* **Set task**: Could you rewrite the paragraph in the startup hiring text that begins "The difference in % of equity" as a short bulleted list that keeps its main facts?

Building your initial core team is one of the most crucial initial steps for a startup. Products change, ideas change, markets (and customers change), but your team is constant. So allocate a lot of your time to hire the best possible team.

Reality of startup hiring

1. Do hire T-shaped people instead of specialists

T-Shaped = broad in many areas and deep in one. For instance we found that while expertise in back end java is great, it really helps to also have at least a familiarity with front end coding because lets face it – everyone should do whatever it takes to get stuff done at an early stage.

2. Do hire for passion

Passion > skill or knowledge at all times (within certain bounds of course). A couple of people I interviewed, though highly competent did not feel equally passionate about the idea. Why is this bad? They can easily jump ship and may not be as committed to the company as others.

3. Do hire thru referrals

No brainer actually. When looking to hire a front end engineer, I was speaking with many candidates (see graph above) who just did not cut it. My back end engineer thankfully came to know someone who just entered the market and this ended up being a great hire.

4. Do give competitive levels of equity

The difference in % of equity will not matter if your company goes down. You would rather lose a small portion of your equity but gain a solid team that works with you. Thankfully I was given good suggestions from my mentors before I started hiring and it was great advice. Use sources like Wealthfront for competitive equity levels and make sure you hit at least that to attract good talent. Without a good team your founder level equity is worth nothing.

5. Do not run interviews like skillset trivia

“Write a function that can detect a cycle in a linked list.” – actual interview question! Unless very directly correlated to the job, questions like this do nothing except showcase the interviewer’s trivia knowledge. I got the help of a good friend for initial tech interviews beforehand and avoided this trap. Interviewing for actual work thru mini case studies is much more productive.

6. Do not outsource your initial tech work

Caveat: some exceptional cases this does make sense – when you just want a bare minimum proof of concept to get funding. But in most other cases, the amount of effort it takes to manage outsourced tech providers is underrated. They oversell the quality of work (and under deliver). You may end up with an under delivered tech product and also not know much about the inner workings of what is delivered to you. Better to have your own core tech team if you can pull it off.

* **Excerpted data**:
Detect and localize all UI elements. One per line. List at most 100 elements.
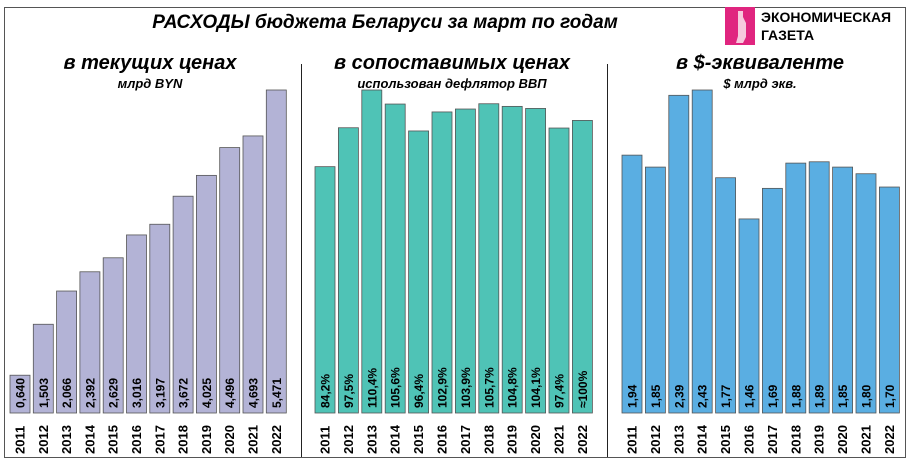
x-tick-label: 2016 bbox=[435, 425, 450, 454]
bar-2018 bbox=[785, 162, 807, 414]
bar-2022 bbox=[879, 186, 900, 414]
panel-subtitle: $ млрд экв. bbox=[722, 76, 796, 91]
x-tick-label: 2014 bbox=[695, 424, 710, 454]
bar-2022 bbox=[572, 120, 593, 414]
x-tick-label: 2017 bbox=[458, 425, 473, 454]
data-label: 3,672 bbox=[177, 378, 191, 408]
bar-2014 bbox=[79, 271, 101, 414]
x-tick-label: 2020 bbox=[222, 425, 237, 454]
data-label: 1,89 bbox=[813, 384, 827, 408]
x-tick-label: 2016 bbox=[742, 425, 757, 454]
x-tick-label: 2013 bbox=[671, 425, 686, 454]
x-tick-label: 2022 bbox=[269, 425, 284, 454]
data-label: 105,7% bbox=[482, 367, 496, 408]
bar-2021 bbox=[548, 127, 570, 414]
bar-2021 bbox=[855, 173, 877, 414]
bar-2017 bbox=[762, 187, 783, 414]
data-label: 105,6% bbox=[389, 367, 403, 408]
data-label: 1,94 bbox=[626, 384, 640, 408]
x-tick-label: 2017 bbox=[152, 425, 167, 454]
x-tick-label: 2021 bbox=[246, 425, 261, 454]
data-label: 1,77 bbox=[719, 384, 733, 408]
bar-2011 bbox=[621, 154, 643, 414]
x-tick-label: 2019 bbox=[812, 425, 827, 454]
x-tick-label: 2012 bbox=[341, 425, 356, 454]
bar-2020 bbox=[219, 147, 241, 414]
data-label: 1,80 bbox=[860, 384, 874, 408]
data-label: 102,9% bbox=[436, 367, 450, 408]
panel-title: в $-эквиваленте bbox=[676, 52, 844, 74]
data-label: 97,5% bbox=[342, 374, 356, 408]
x-tick-label: 2022 bbox=[575, 425, 590, 454]
x-tick-label: 2018 bbox=[788, 425, 803, 454]
data-label: 2,39 bbox=[672, 384, 686, 408]
bar-2012 bbox=[337, 127, 359, 414]
x-tick-label: 2021 bbox=[552, 425, 567, 454]
bar-2020 bbox=[832, 166, 853, 414]
panel-comparable-prices: в сопоставимых ценах использован дефлято… bbox=[314, 52, 593, 454]
data-label: 4,693 bbox=[247, 378, 261, 408]
data-label: 4,025 bbox=[200, 378, 214, 408]
data-label: ≈100% bbox=[576, 370, 590, 408]
data-label: 1,46 bbox=[743, 384, 757, 408]
data-label: 104,8% bbox=[506, 367, 520, 408]
x-tick-label: 2022 bbox=[882, 425, 897, 454]
data-label: 1,503 bbox=[37, 378, 51, 408]
data-label: 1,70 bbox=[883, 384, 897, 408]
bar-2016 bbox=[738, 218, 760, 414]
bar-2014 bbox=[384, 103, 406, 414]
data-label: 2,392 bbox=[83, 378, 97, 408]
bar-2022 bbox=[265, 89, 287, 414]
bar-2021 bbox=[242, 135, 264, 414]
bar-2015 bbox=[715, 177, 736, 414]
x-tick-label: 2014 bbox=[82, 424, 97, 454]
x-tick-label: 2020 bbox=[835, 425, 850, 454]
bar-2014 bbox=[691, 89, 713, 414]
logo: ЭКОНОМИЧЕСКАЯ ГАЗЕТА bbox=[725, 7, 891, 45]
x-tick-label: 2018 bbox=[481, 425, 496, 454]
data-label: 1,85 bbox=[836, 384, 850, 408]
x-tick-label: 2021 bbox=[859, 425, 874, 454]
data-label: 1,88 bbox=[789, 384, 803, 408]
data-label: 2,43 bbox=[696, 384, 710, 408]
logo-line1: ЭКОНОМИЧЕСКАЯ bbox=[761, 9, 891, 25]
data-label: 103,9% bbox=[459, 367, 473, 408]
panel-title: в сопоставимых ценах bbox=[334, 52, 571, 74]
x-tick-label: 2015 bbox=[411, 425, 426, 454]
x-tick-label: 2011 bbox=[13, 426, 28, 454]
x-tick-label: 2017 bbox=[765, 425, 780, 454]
bar-2018 bbox=[478, 103, 500, 414]
panel-subtitle: млрд BYN bbox=[118, 76, 183, 91]
bar-2018 bbox=[172, 195, 194, 414]
x-tick-label: 2015 bbox=[106, 425, 121, 454]
bar-2019 bbox=[501, 105, 523, 414]
bar-2012 bbox=[645, 166, 666, 414]
data-label: 2,629 bbox=[107, 378, 121, 408]
panel-current-prices: в текущих ценах млрд BYN 0,640 2011 1,503 2… bbox=[9, 52, 287, 454]
data-label: 1,85 bbox=[649, 384, 663, 408]
data-label: 5,471 bbox=[270, 378, 284, 408]
x-tick-label: 2019 bbox=[199, 425, 214, 454]
x-tick-label: 2020 bbox=[528, 425, 543, 454]
bar-2011 bbox=[9, 374, 31, 414]
data-label: 110,4% bbox=[365, 368, 379, 408]
x-tick-label: 2016 bbox=[129, 425, 144, 454]
data-label: 3,016 bbox=[130, 378, 144, 408]
logo-line2: ГАЗЕТА bbox=[761, 27, 814, 43]
panel-usd-equivalent: в $-эквиваленте $ млрд экв. 1,94 2011 1,85… bbox=[621, 52, 900, 454]
data-label: 104,1% bbox=[529, 367, 543, 408]
data-label: 97,4% bbox=[553, 374, 567, 408]
x-tick-label: 2018 bbox=[176, 425, 191, 454]
x-tick-label: 2013 bbox=[364, 425, 379, 454]
data-label: 3,197 bbox=[153, 378, 167, 408]
bar-2016 bbox=[431, 111, 453, 414]
panel-subtitle: использован дефлятор ВВП bbox=[357, 76, 547, 91]
bar-2017 bbox=[149, 223, 171, 414]
bar-2019 bbox=[808, 161, 830, 414]
data-label: 96,4% bbox=[412, 374, 426, 408]
data-label: 1,69 bbox=[766, 384, 780, 408]
x-tick-label: 2015 bbox=[718, 425, 733, 454]
bar-2012 bbox=[32, 323, 54, 414]
bar-2016 bbox=[126, 234, 147, 414]
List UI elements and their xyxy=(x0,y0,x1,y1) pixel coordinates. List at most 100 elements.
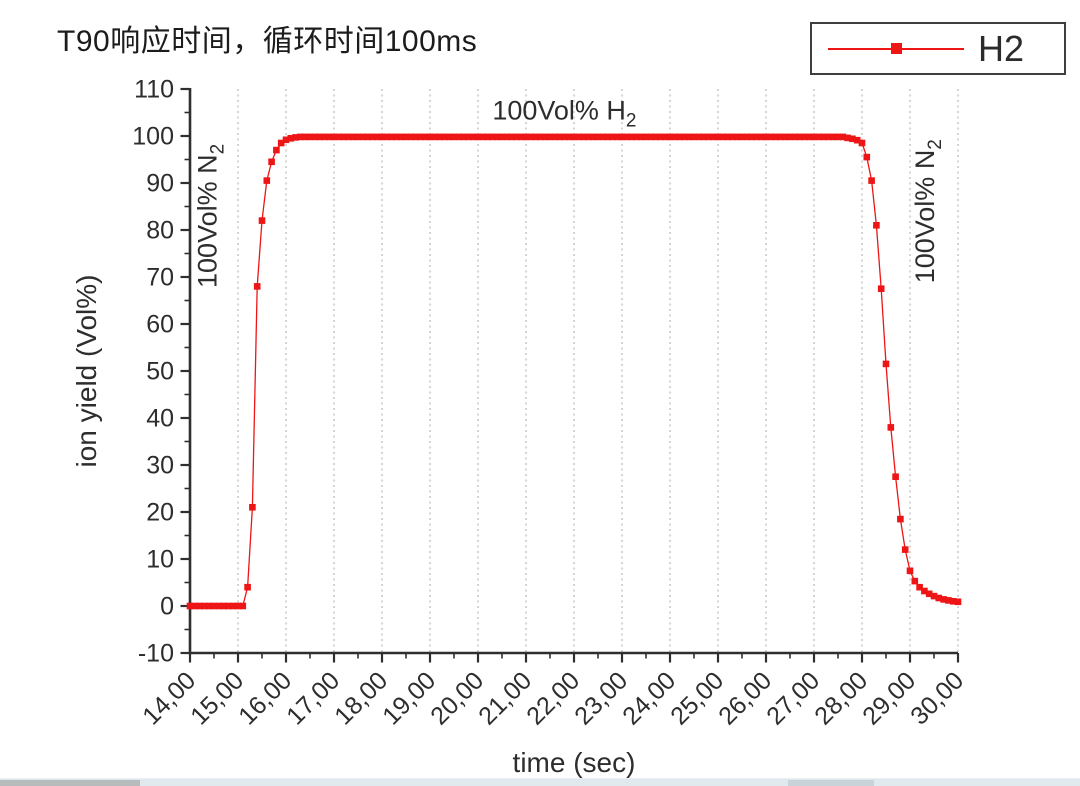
series-marker xyxy=(513,133,520,141)
series-marker xyxy=(580,133,587,141)
series-marker xyxy=(489,133,496,141)
y-tick-label: 0 xyxy=(160,593,174,621)
y-tick-label: 80 xyxy=(146,217,174,245)
x-tick-label: 26,00 xyxy=(713,666,777,730)
series-marker xyxy=(479,133,487,141)
legend-line-sample xyxy=(828,24,964,73)
series-marker xyxy=(873,222,880,229)
series-marker xyxy=(551,133,559,141)
series-marker xyxy=(647,133,655,141)
series-marker xyxy=(724,133,731,141)
series-marker xyxy=(263,177,271,184)
series-marker xyxy=(671,133,679,141)
series-marker xyxy=(594,133,602,141)
series-marker xyxy=(935,594,943,602)
series-marker xyxy=(839,133,847,141)
series-marker xyxy=(676,133,683,141)
series-marker xyxy=(858,139,866,147)
series-marker xyxy=(373,133,381,141)
series-marker xyxy=(777,133,784,141)
series-marker xyxy=(700,133,707,141)
series-marker xyxy=(796,133,803,141)
series-marker xyxy=(877,285,885,292)
series-marker xyxy=(585,133,592,141)
x-tick-label: 25,00 xyxy=(665,666,729,730)
series-marker xyxy=(210,602,218,610)
series-marker xyxy=(532,133,539,141)
series-marker xyxy=(527,133,535,141)
series-marker xyxy=(484,133,491,141)
series-marker xyxy=(829,133,837,141)
series-marker xyxy=(311,133,319,141)
series-marker xyxy=(234,602,242,610)
series-marker xyxy=(297,133,304,141)
series-marker xyxy=(743,133,751,141)
series-marker xyxy=(330,133,338,141)
series-marker xyxy=(786,133,794,141)
series-marker xyxy=(431,133,439,141)
series-marker xyxy=(738,133,746,141)
series-marker xyxy=(335,133,343,141)
series-marker xyxy=(781,133,789,141)
series-marker xyxy=(661,133,669,141)
series-marker xyxy=(825,133,832,141)
series-marker xyxy=(916,583,923,591)
x-tick-label: 15,00 xyxy=(185,666,249,730)
legend: H2 xyxy=(810,22,1066,75)
series-marker xyxy=(340,133,347,141)
series-marker xyxy=(287,135,295,142)
scrollbar-thumb[interactable] xyxy=(788,780,874,786)
series-marker xyxy=(537,133,544,141)
series-marker xyxy=(690,133,698,141)
series-marker xyxy=(681,133,688,141)
y-axis-title: ion yield (Vol%) xyxy=(71,275,102,468)
y-tick-label: 10 xyxy=(146,546,174,574)
series-marker xyxy=(196,602,203,610)
series-marker xyxy=(292,134,299,141)
horizontal-scrollbar[interactable] xyxy=(0,778,1080,786)
series-marker xyxy=(709,133,717,141)
y-tick-label: 50 xyxy=(146,358,174,386)
series-marker xyxy=(719,133,727,141)
series-marker xyxy=(604,133,611,141)
series-marker xyxy=(844,134,851,142)
series-marker xyxy=(465,133,472,141)
series-marker xyxy=(911,577,919,585)
series-marker xyxy=(657,133,664,141)
series-marker xyxy=(460,133,467,141)
annotation-label: 100Vol% N2 xyxy=(910,139,946,283)
series-marker xyxy=(748,133,755,141)
series-marker xyxy=(767,133,775,141)
series-marker xyxy=(249,504,256,511)
series-marker xyxy=(421,133,429,141)
series-marker xyxy=(268,158,275,166)
y-tick-label: 70 xyxy=(146,264,174,292)
x-tick-label: 24,00 xyxy=(617,666,681,730)
series-marker xyxy=(954,598,962,606)
series-marker xyxy=(517,133,525,141)
series-marker xyxy=(378,133,386,141)
x-tick-label: 30,00 xyxy=(905,666,969,730)
series-marker xyxy=(613,133,621,141)
series-marker xyxy=(417,133,424,141)
series-marker xyxy=(215,602,223,610)
series-marker xyxy=(772,133,779,141)
series-marker xyxy=(589,133,597,141)
series-marker xyxy=(753,133,760,141)
series-marker xyxy=(853,136,861,144)
x-tick-label: 21,00 xyxy=(473,666,537,730)
series-marker xyxy=(369,133,376,141)
legend-series-marker-icon xyxy=(890,43,902,54)
series-marker xyxy=(762,133,770,141)
series-marker xyxy=(901,546,909,553)
series-marker xyxy=(618,133,626,141)
series-marker xyxy=(407,133,415,141)
series-marker xyxy=(925,590,933,598)
series-marker xyxy=(820,133,827,141)
series-marker xyxy=(273,146,280,154)
series-marker xyxy=(191,602,199,610)
series-marker xyxy=(522,133,530,141)
series-marker xyxy=(201,602,208,610)
series-marker xyxy=(556,133,563,141)
series-marker xyxy=(892,473,899,480)
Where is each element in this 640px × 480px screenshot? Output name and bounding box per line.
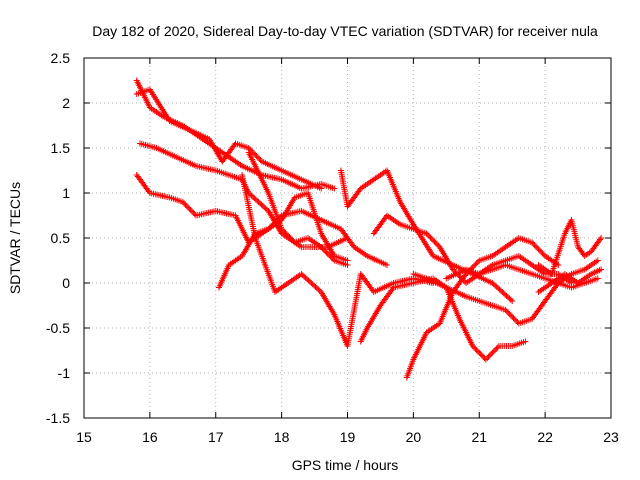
- series-track-12: [410, 257, 601, 327]
- axis-ticks: 15 16 17 18 19 20 21 22 23 -1.5 -1 -0.5 0 0.5 1 1.5 2 2.5: [46, 50, 619, 445]
- series-markers: [410, 257, 601, 327]
- x-tick-label: 15: [76, 429, 92, 445]
- series-track-6: [239, 172, 437, 349]
- series-markers: [133, 86, 325, 192]
- chart-title: Day 182 of 2020, Sidereal Day-to-day VTE…: [92, 23, 598, 39]
- series-markers: [357, 275, 529, 363]
- series-track-2: [133, 86, 325, 192]
- plot-frame: [83, 57, 612, 419]
- series-track-10: [403, 235, 562, 381]
- y-tick-label: 2: [62, 95, 70, 111]
- x-tick-label: 23: [603, 429, 619, 445]
- series-markers: [535, 217, 605, 277]
- series-markers: [370, 212, 575, 286]
- series-markers: [245, 149, 351, 268]
- series-markers: [443, 262, 601, 291]
- grid-lines: [84, 58, 611, 418]
- series-track-11: [370, 212, 575, 286]
- series-track-1: [133, 77, 338, 192]
- y-tick-label: 0: [62, 275, 70, 291]
- x-tick-label: 17: [208, 429, 224, 445]
- y-tick-label: -1.5: [46, 410, 70, 426]
- series-markers: [216, 190, 351, 291]
- y-tick-label: 1: [62, 185, 70, 201]
- series-markers: [133, 77, 338, 192]
- x-tick-label: 22: [537, 429, 553, 445]
- x-tick-label: 20: [406, 429, 422, 445]
- data-points: [133, 77, 605, 381]
- series-track-13: [443, 262, 601, 291]
- y-axis-label: SDTVAR / TECUs: [7, 182, 23, 294]
- x-tick-label: 16: [142, 429, 158, 445]
- x-tick-label: 19: [340, 429, 356, 445]
- series-track-15: [535, 266, 605, 295]
- y-tick-label: 0.5: [51, 230, 71, 246]
- series-track-7: [245, 149, 351, 268]
- y-tick-label: -1: [58, 365, 71, 381]
- series-markers: [239, 172, 437, 349]
- series-markers: [535, 266, 605, 295]
- x-axis-label: GPS time / hours: [292, 457, 399, 473]
- series-track-5: [216, 190, 351, 291]
- x-tick-label: 18: [274, 429, 290, 445]
- series-markers: [403, 235, 562, 381]
- series-track-14: [535, 217, 605, 277]
- y-tick-label: 1.5: [51, 140, 71, 156]
- series-track-9: [357, 275, 529, 363]
- y-tick-label: 2.5: [51, 50, 71, 66]
- y-tick-label: -0.5: [46, 320, 70, 336]
- x-tick-label: 21: [471, 429, 487, 445]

* **Exercise answer**:
- Differences in equity percentage won't matter if the company goes down.
- It's better to lose a small portion of equity and gain a solid team.
- Mentors' suggestions before hiring turned out to be great advice.
- Use sources like Wealthfront to find competitive equity levels, and offer at least that much to attract good talent.
- Without a good team, founder-level equity is worth nothing.